>> Begin RECORDS SUPPLIED

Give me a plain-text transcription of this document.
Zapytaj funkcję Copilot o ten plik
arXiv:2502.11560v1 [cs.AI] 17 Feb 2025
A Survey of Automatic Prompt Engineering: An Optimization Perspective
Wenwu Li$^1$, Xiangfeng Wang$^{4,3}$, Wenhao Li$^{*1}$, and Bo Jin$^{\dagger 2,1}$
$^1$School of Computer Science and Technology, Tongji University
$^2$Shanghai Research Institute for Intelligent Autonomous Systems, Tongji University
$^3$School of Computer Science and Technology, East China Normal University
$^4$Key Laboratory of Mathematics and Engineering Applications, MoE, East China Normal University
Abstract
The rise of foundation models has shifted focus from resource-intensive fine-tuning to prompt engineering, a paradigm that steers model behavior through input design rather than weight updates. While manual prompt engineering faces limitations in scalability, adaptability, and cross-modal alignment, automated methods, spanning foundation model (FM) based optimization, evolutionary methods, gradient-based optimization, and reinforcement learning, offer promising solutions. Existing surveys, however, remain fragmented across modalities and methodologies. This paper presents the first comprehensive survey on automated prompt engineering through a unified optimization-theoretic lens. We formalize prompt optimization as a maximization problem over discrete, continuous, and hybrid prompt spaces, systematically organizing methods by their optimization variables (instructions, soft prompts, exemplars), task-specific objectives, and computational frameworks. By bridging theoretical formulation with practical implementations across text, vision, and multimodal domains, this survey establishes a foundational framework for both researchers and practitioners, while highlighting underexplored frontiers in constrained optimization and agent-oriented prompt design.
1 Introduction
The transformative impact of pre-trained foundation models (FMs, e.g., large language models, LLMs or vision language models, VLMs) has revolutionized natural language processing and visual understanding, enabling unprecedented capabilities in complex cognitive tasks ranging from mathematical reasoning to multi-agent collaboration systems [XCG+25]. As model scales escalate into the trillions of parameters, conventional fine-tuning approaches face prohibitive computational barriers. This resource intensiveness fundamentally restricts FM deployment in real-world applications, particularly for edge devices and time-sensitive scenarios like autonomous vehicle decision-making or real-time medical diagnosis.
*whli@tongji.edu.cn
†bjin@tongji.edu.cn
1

>> End RECORDS SUPPLIED

◆ **AIM**
Identify lines with the string "Computer". Copy each one.

◆ **FINISHED ANSWER**
$^1$School of Computer Science and Technology, Tongji University
$^3$School of Computer Science and Technology, East China Normal University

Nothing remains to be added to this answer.